*TASK DETAILS*: Copy each line in the data that includes the word "amend".

*DATA EXTRACT*:
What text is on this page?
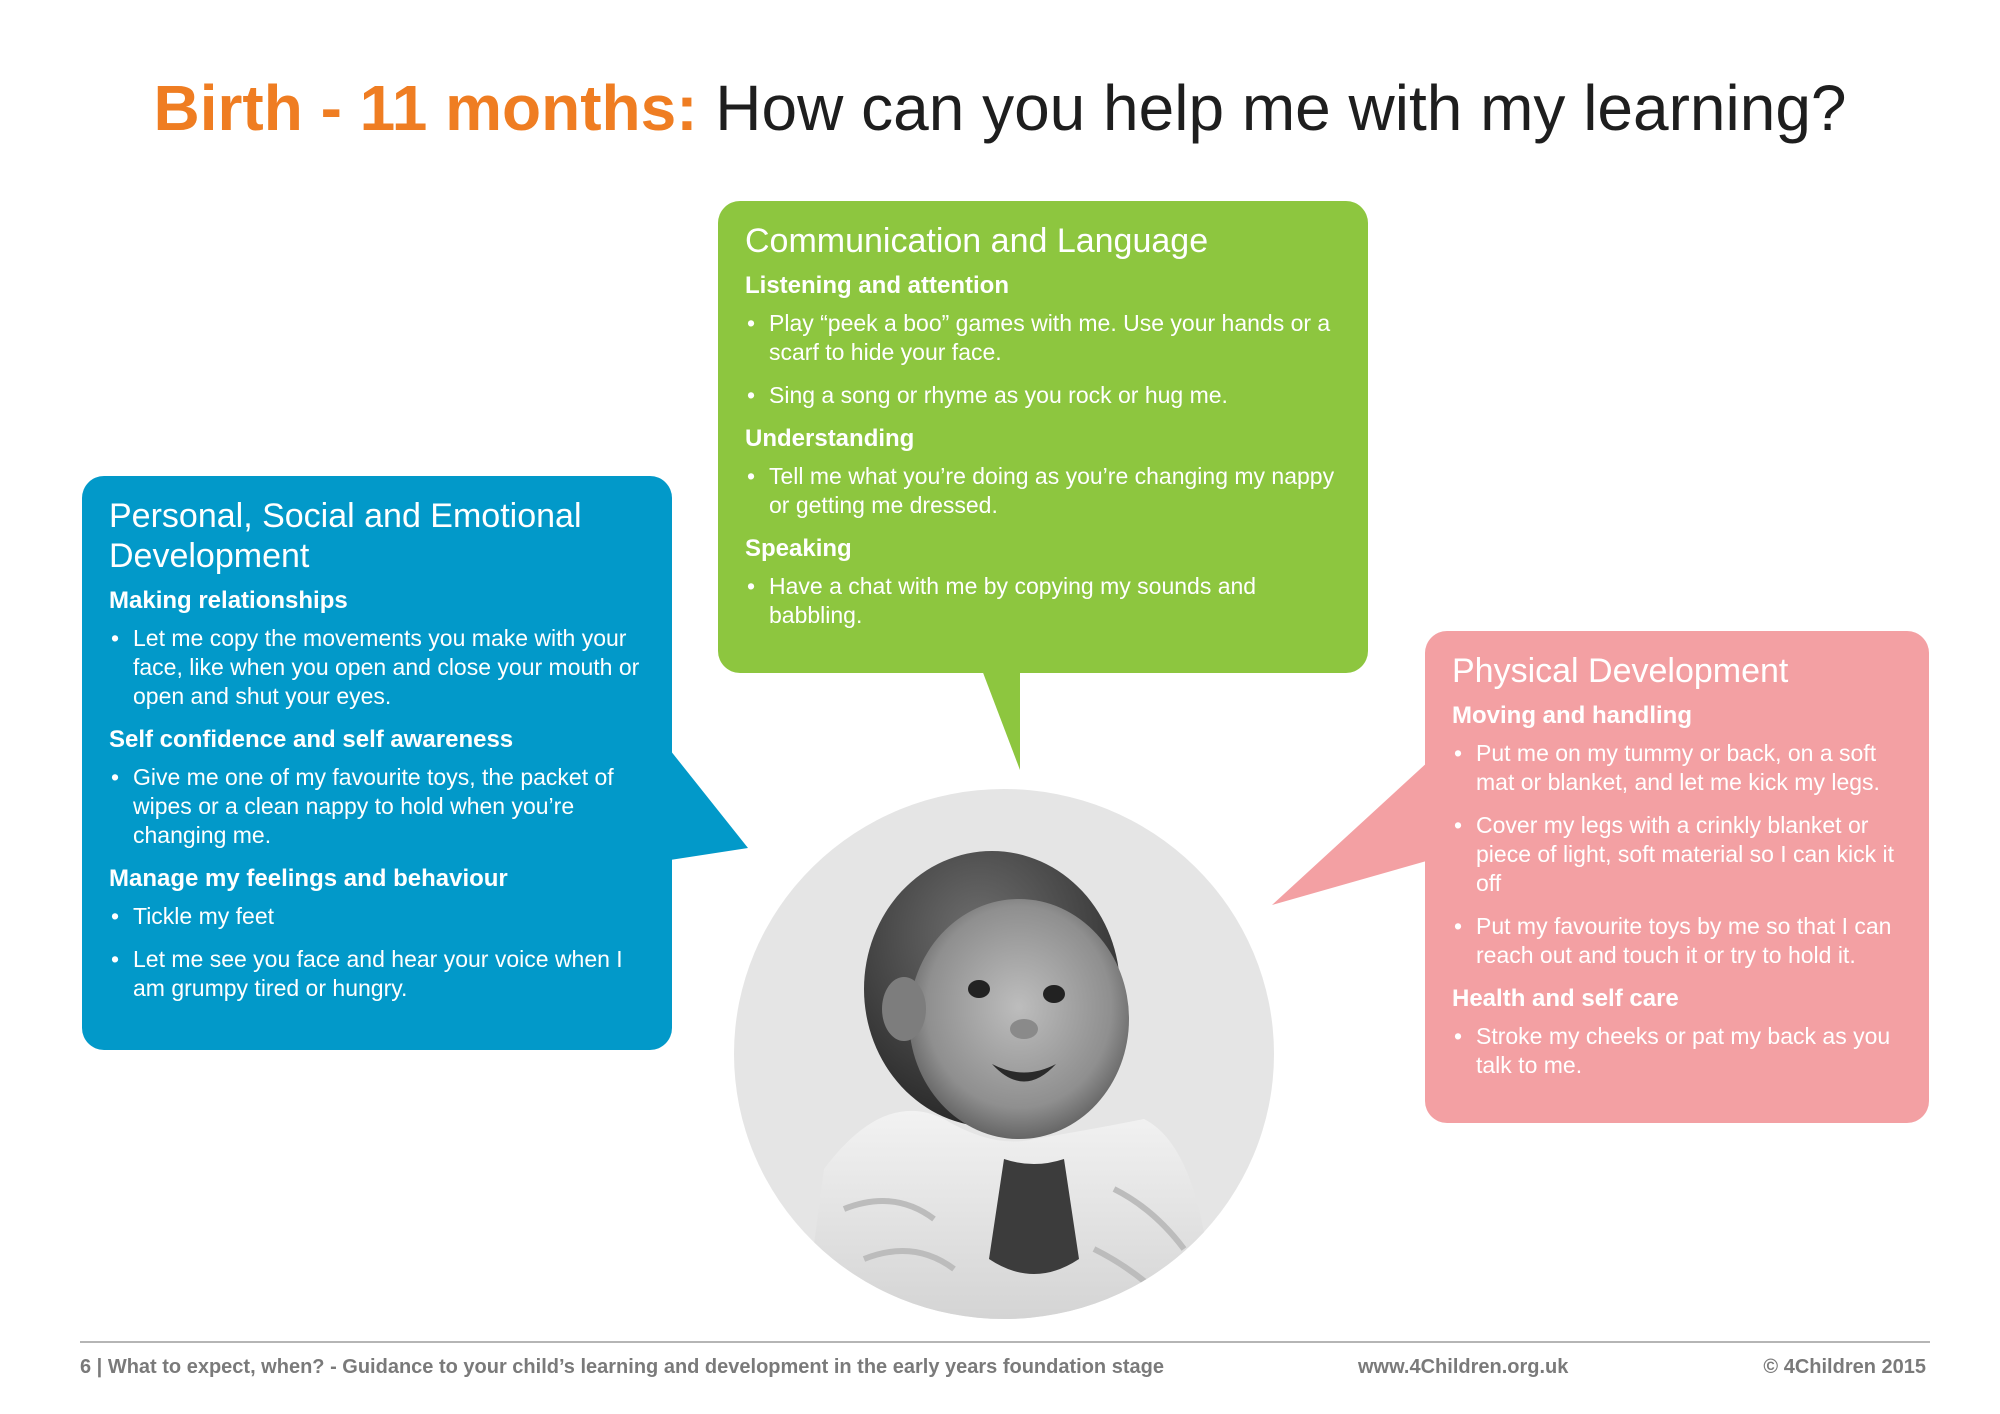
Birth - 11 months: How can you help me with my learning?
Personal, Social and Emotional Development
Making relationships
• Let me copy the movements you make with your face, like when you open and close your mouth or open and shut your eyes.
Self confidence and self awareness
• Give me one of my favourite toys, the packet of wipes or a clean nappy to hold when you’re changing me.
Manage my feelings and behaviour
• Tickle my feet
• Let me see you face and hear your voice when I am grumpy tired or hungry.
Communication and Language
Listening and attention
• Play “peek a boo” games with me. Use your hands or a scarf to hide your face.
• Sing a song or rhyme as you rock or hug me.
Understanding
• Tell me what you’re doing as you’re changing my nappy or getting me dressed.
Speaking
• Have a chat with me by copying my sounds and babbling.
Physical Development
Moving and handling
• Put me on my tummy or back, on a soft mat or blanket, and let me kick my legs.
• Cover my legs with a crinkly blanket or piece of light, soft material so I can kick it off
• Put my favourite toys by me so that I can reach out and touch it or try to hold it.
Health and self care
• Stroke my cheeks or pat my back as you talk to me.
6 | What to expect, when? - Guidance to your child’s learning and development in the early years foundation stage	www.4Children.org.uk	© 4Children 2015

...

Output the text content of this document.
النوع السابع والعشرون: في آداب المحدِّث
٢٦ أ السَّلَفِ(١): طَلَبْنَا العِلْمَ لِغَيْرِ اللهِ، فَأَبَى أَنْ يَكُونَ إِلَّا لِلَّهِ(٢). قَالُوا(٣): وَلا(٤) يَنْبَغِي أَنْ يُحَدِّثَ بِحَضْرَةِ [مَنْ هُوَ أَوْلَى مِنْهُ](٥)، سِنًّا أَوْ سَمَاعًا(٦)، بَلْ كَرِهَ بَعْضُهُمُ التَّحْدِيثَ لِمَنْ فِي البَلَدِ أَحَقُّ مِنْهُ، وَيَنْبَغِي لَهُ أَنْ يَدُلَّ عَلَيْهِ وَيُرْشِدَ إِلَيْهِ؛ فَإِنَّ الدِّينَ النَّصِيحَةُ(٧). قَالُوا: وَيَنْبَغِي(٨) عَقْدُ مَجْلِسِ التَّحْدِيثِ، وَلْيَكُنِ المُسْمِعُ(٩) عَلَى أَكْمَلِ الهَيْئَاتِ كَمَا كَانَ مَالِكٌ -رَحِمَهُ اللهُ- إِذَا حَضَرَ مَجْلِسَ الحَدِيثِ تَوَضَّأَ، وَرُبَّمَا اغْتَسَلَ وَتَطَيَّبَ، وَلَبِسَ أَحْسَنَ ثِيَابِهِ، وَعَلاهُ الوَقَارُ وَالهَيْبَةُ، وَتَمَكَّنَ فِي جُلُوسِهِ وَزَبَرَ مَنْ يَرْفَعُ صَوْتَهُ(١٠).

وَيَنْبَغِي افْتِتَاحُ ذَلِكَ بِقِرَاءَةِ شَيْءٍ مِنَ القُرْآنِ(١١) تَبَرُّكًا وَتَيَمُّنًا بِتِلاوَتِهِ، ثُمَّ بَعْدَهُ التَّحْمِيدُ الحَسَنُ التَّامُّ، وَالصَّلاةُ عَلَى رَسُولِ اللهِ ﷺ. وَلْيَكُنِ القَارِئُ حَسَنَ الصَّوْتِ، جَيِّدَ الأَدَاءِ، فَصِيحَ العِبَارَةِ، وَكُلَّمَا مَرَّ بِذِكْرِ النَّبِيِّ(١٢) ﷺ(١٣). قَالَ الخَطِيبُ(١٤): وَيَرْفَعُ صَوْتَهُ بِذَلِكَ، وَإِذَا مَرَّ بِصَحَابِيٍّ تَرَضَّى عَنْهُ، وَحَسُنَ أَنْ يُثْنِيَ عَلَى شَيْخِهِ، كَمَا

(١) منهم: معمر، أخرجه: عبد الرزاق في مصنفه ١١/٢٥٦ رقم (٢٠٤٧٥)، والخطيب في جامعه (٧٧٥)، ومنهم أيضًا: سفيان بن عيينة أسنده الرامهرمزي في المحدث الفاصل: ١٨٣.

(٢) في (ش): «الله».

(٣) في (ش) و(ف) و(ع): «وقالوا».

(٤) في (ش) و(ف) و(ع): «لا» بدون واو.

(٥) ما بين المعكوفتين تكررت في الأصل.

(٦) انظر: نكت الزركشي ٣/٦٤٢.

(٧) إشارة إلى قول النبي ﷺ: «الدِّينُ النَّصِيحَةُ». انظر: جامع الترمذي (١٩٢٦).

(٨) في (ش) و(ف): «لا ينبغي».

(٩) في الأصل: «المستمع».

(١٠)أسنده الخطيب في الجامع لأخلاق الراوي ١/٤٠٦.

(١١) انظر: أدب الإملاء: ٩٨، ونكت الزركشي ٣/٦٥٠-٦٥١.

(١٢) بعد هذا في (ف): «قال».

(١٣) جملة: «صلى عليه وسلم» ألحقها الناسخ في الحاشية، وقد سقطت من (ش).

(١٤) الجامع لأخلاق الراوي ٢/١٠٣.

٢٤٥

==

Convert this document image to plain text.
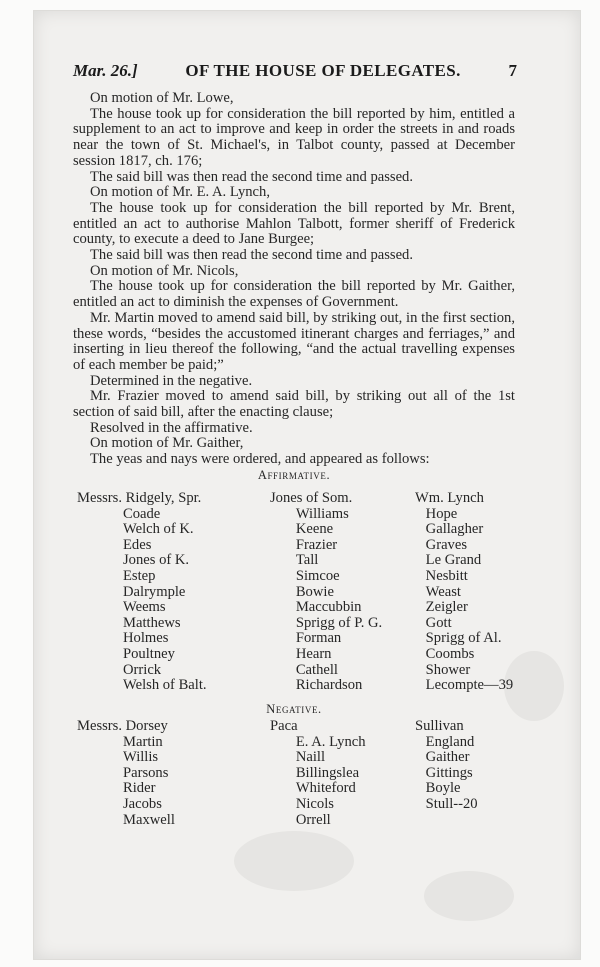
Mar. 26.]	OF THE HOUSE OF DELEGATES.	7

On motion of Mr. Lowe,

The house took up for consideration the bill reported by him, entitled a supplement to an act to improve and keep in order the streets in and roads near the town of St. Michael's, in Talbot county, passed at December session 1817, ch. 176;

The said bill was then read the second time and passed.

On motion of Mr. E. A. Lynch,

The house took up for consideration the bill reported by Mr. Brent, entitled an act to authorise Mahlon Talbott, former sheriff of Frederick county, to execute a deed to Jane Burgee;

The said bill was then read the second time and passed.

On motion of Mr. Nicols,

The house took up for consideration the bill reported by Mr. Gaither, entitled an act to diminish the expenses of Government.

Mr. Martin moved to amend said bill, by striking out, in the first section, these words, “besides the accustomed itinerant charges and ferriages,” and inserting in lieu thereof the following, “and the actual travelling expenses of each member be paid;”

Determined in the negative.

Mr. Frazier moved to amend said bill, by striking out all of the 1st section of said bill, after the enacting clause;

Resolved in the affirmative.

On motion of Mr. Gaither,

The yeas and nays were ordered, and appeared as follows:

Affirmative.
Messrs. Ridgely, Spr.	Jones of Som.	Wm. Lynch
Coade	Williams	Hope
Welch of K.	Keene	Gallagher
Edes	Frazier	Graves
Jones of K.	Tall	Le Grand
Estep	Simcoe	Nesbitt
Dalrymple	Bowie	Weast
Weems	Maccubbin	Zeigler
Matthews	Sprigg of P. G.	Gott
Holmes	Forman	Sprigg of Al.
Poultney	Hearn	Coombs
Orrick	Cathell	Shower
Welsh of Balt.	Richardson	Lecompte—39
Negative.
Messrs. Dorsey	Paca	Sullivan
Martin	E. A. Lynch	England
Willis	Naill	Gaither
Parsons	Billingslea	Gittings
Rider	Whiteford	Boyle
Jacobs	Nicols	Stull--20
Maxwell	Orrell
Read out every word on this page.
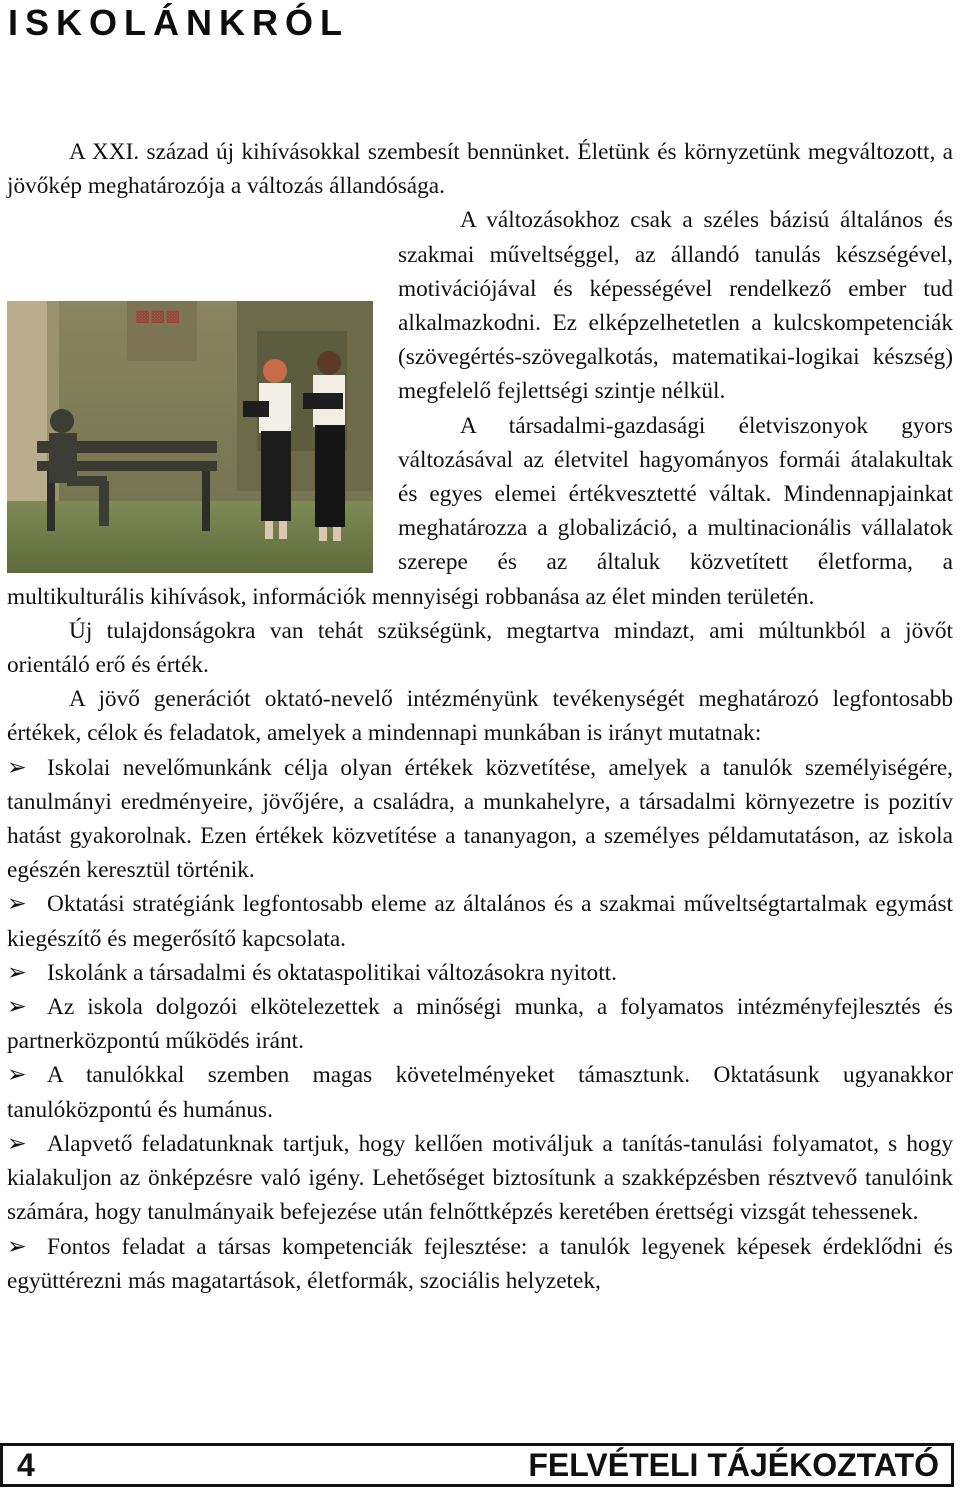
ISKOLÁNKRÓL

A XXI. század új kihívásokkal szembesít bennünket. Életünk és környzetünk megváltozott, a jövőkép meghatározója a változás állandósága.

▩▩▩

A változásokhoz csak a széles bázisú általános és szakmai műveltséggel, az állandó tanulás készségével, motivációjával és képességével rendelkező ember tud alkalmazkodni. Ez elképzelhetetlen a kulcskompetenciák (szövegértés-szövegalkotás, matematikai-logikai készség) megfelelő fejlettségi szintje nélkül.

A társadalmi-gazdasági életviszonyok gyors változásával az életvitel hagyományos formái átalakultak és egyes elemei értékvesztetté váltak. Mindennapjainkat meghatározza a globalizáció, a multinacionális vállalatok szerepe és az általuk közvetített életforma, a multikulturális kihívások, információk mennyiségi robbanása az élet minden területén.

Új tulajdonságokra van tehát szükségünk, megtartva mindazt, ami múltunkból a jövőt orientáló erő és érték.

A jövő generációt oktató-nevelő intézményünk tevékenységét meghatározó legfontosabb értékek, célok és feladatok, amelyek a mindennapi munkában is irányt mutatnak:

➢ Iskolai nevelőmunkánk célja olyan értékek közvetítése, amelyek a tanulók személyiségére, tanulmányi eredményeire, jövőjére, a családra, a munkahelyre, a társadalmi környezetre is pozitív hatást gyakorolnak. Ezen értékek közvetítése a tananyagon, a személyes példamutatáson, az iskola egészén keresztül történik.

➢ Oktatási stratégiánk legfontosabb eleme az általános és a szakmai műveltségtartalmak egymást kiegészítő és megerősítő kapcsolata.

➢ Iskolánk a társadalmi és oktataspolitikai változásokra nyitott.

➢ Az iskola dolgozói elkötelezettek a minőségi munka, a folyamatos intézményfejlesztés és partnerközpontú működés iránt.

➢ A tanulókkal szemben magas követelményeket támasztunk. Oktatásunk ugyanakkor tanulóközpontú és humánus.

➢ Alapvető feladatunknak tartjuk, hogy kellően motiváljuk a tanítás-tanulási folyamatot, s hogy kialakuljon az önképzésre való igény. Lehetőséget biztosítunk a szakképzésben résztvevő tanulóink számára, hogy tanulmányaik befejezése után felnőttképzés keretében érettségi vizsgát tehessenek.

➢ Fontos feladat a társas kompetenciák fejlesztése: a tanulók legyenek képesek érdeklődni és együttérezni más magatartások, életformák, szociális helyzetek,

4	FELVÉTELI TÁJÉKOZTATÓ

*EXERCISE RESULT*:
Mr. Martin moved to amend said bill, by striking out, in the first section, these words, “besides the accustomed itinerant charges and ferriages,” and inserting in lieu thereof the following, “and the actual travelling expenses of each member be paid;”
Mr. Frazier moved to amend said bill, by striking out all of the 1st section of said bill, after the enacting clause;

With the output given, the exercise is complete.